__Data to process__.
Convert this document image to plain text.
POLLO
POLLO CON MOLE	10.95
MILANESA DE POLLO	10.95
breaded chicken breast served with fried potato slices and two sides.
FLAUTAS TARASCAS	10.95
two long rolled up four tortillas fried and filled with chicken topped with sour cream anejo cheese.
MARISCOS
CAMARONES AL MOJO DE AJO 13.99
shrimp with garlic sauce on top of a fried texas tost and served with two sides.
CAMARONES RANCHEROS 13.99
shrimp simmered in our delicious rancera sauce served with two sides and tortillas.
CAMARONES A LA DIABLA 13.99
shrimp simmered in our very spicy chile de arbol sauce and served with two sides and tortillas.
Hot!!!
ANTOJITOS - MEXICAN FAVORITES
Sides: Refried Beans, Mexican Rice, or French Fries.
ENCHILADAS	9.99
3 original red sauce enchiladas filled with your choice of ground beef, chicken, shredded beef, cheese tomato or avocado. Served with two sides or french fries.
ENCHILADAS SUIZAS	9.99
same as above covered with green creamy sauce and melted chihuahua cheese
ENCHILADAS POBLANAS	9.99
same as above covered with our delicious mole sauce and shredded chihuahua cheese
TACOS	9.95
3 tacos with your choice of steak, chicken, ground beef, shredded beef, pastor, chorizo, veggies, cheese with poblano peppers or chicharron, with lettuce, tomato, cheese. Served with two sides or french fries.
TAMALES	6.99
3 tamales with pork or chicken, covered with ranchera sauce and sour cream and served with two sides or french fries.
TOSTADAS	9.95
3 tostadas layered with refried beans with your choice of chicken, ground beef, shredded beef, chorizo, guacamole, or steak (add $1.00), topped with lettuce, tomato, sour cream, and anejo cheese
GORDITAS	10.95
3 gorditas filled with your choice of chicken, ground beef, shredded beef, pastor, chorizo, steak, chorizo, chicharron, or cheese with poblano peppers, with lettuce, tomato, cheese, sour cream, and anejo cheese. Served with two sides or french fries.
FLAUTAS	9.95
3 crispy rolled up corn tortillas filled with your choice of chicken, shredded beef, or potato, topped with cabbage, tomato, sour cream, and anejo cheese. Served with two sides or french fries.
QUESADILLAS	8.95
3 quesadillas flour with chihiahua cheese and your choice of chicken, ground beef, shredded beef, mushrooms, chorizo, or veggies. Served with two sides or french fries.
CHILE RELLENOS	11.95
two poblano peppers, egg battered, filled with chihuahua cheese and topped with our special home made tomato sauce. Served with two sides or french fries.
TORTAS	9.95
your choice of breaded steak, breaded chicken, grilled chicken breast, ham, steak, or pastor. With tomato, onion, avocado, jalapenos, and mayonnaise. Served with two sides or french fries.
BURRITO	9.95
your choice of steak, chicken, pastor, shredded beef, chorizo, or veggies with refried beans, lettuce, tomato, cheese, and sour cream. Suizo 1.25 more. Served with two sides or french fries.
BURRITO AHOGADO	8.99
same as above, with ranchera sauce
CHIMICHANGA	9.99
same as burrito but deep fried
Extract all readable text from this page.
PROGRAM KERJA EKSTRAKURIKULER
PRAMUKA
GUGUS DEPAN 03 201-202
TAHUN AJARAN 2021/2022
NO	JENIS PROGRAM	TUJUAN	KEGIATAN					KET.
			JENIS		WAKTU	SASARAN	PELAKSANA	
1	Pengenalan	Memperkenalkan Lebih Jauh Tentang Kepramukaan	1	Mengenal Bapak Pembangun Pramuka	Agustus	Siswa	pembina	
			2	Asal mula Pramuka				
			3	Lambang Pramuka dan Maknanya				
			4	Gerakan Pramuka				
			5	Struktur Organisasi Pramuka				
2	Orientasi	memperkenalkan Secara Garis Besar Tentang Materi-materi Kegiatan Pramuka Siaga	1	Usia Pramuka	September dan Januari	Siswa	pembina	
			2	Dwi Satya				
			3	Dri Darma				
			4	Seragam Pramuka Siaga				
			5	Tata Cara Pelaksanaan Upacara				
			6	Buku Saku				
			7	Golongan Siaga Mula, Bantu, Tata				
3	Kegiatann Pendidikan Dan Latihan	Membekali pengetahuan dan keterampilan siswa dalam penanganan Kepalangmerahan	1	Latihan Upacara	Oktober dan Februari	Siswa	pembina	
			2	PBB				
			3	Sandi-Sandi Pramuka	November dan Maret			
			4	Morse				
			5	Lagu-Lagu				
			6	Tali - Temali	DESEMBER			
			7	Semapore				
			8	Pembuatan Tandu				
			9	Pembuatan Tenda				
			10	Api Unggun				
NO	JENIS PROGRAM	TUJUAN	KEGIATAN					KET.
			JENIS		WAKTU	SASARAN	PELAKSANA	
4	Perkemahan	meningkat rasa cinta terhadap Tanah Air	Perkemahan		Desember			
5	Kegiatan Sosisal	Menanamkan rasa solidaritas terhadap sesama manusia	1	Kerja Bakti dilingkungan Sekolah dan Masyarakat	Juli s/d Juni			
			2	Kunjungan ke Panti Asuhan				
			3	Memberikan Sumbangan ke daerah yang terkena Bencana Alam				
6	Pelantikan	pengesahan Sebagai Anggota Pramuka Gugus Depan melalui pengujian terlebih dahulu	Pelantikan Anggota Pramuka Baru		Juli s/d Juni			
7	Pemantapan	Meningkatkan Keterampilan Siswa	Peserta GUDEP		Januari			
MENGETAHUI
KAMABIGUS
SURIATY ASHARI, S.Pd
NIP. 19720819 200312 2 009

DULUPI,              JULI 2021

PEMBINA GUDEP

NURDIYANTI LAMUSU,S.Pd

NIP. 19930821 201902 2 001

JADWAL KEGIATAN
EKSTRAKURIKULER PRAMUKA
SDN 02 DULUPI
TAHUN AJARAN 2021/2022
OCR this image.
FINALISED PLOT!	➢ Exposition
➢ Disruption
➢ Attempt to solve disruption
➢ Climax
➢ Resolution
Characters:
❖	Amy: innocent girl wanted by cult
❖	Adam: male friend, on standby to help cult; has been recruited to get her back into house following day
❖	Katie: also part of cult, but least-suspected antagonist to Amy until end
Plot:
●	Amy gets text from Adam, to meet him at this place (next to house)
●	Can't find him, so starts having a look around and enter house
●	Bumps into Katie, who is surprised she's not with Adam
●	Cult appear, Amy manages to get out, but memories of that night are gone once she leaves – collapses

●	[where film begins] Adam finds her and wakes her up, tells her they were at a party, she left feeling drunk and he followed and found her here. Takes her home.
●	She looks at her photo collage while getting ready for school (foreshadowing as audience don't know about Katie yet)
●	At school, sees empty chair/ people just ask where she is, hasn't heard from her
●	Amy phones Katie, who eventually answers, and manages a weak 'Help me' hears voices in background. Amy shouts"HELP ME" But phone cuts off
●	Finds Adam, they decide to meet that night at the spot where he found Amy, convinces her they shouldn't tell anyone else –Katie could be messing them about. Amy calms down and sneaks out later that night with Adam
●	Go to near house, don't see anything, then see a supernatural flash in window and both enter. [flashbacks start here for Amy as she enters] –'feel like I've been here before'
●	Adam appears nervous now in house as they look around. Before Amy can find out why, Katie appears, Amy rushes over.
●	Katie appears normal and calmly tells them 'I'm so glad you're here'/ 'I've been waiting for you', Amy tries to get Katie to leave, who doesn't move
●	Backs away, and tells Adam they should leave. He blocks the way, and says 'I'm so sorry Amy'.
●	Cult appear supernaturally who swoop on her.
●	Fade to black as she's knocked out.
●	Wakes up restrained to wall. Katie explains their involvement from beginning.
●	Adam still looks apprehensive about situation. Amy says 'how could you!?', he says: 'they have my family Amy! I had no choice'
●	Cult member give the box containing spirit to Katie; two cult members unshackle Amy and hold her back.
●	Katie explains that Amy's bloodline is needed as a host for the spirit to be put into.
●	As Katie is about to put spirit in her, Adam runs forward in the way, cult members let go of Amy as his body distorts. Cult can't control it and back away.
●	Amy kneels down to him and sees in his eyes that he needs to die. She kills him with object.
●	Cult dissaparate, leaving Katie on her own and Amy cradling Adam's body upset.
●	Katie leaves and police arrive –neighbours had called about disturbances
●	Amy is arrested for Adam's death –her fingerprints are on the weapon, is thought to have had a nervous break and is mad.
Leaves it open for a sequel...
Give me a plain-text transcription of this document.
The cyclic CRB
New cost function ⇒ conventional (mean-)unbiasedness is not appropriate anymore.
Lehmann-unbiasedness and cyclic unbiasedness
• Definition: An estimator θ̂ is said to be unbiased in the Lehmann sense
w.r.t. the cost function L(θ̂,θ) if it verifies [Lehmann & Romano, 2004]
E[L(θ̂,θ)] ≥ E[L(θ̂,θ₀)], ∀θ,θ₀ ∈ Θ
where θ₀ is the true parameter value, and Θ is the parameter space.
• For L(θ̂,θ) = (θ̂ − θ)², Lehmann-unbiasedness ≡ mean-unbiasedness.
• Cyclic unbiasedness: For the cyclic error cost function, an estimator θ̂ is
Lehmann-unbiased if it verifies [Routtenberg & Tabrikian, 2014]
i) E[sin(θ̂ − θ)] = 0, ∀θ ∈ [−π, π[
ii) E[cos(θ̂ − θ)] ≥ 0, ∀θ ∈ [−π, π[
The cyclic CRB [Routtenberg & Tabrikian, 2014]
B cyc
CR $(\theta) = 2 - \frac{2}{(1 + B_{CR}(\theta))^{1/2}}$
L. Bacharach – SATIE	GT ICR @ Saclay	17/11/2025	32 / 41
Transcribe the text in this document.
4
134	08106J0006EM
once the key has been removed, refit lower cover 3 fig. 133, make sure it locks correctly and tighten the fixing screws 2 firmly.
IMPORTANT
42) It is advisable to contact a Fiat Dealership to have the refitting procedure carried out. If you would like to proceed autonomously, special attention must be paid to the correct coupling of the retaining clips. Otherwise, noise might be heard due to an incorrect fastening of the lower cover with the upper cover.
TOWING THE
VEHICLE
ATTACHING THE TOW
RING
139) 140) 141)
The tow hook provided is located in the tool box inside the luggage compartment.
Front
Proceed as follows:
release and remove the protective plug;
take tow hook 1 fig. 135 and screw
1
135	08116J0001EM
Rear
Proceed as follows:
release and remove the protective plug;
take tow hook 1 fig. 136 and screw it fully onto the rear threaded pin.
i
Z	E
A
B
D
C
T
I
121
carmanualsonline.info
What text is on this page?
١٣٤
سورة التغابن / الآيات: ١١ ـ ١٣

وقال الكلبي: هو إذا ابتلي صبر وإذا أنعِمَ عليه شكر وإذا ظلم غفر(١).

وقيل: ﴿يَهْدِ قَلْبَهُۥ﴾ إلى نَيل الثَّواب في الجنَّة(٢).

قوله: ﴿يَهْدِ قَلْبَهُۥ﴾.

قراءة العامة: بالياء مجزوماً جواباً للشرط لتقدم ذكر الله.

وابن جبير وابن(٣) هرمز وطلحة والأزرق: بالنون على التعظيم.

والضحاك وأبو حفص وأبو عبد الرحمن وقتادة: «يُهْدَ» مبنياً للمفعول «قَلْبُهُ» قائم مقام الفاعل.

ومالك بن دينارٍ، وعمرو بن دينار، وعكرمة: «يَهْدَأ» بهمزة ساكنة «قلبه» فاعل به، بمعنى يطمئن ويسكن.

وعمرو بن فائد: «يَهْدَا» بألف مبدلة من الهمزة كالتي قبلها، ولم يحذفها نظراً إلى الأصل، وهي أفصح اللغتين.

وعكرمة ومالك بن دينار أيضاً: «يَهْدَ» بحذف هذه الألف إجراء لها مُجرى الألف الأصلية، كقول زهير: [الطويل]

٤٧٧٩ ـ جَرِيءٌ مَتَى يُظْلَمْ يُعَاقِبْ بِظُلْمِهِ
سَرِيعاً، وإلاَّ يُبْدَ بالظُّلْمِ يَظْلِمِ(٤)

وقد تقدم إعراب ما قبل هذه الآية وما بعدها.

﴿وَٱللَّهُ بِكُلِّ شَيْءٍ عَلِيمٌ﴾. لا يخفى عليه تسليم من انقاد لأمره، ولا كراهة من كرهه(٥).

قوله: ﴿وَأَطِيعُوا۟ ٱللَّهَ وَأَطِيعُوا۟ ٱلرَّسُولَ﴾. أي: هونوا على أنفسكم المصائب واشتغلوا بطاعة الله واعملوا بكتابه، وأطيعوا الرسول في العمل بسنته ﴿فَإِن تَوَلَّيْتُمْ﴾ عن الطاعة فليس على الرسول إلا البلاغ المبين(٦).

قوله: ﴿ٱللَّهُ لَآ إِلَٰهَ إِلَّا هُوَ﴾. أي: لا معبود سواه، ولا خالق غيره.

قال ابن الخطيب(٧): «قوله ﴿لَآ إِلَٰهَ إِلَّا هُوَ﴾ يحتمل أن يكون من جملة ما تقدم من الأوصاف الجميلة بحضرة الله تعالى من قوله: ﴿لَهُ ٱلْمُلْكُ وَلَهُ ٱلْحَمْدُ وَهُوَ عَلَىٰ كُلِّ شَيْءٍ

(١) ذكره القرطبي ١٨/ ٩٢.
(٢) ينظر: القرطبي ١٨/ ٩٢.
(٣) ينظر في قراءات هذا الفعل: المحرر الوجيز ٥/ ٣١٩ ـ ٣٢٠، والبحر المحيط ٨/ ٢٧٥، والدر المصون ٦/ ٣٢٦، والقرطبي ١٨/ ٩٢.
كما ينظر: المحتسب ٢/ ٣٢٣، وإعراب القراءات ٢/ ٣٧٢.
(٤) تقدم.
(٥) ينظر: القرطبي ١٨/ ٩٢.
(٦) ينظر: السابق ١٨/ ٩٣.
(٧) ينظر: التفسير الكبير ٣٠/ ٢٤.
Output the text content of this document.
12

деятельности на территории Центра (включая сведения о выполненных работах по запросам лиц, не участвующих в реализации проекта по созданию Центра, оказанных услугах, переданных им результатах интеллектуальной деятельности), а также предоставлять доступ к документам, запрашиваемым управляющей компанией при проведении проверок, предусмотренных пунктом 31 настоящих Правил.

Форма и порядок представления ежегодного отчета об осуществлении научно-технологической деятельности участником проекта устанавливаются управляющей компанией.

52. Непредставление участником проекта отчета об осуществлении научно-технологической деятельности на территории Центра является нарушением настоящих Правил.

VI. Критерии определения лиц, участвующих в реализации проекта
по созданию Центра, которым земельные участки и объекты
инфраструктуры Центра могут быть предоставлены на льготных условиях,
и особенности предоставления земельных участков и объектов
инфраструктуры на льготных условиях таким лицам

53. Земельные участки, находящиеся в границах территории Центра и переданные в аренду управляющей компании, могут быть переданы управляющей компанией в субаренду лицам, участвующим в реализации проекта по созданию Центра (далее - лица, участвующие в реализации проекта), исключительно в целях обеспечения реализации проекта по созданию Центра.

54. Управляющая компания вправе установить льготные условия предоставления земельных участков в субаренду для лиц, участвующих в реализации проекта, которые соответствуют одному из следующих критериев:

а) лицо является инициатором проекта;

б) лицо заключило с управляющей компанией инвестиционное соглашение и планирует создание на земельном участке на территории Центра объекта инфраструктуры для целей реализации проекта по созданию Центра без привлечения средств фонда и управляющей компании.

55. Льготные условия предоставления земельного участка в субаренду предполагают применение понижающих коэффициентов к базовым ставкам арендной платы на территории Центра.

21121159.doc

__Written exercise__.
Copy each line of the data that contains the word "breast".

__Solution__.
breaded chicken breast served with fried potato slices and two sides.
your choice of breaded steak, breaded chicken, grilled chicken breast, ham, steak, or pastor. With tomato, onion, avocado, jalapenos, and mayonnaise. Served with two sides or french fries.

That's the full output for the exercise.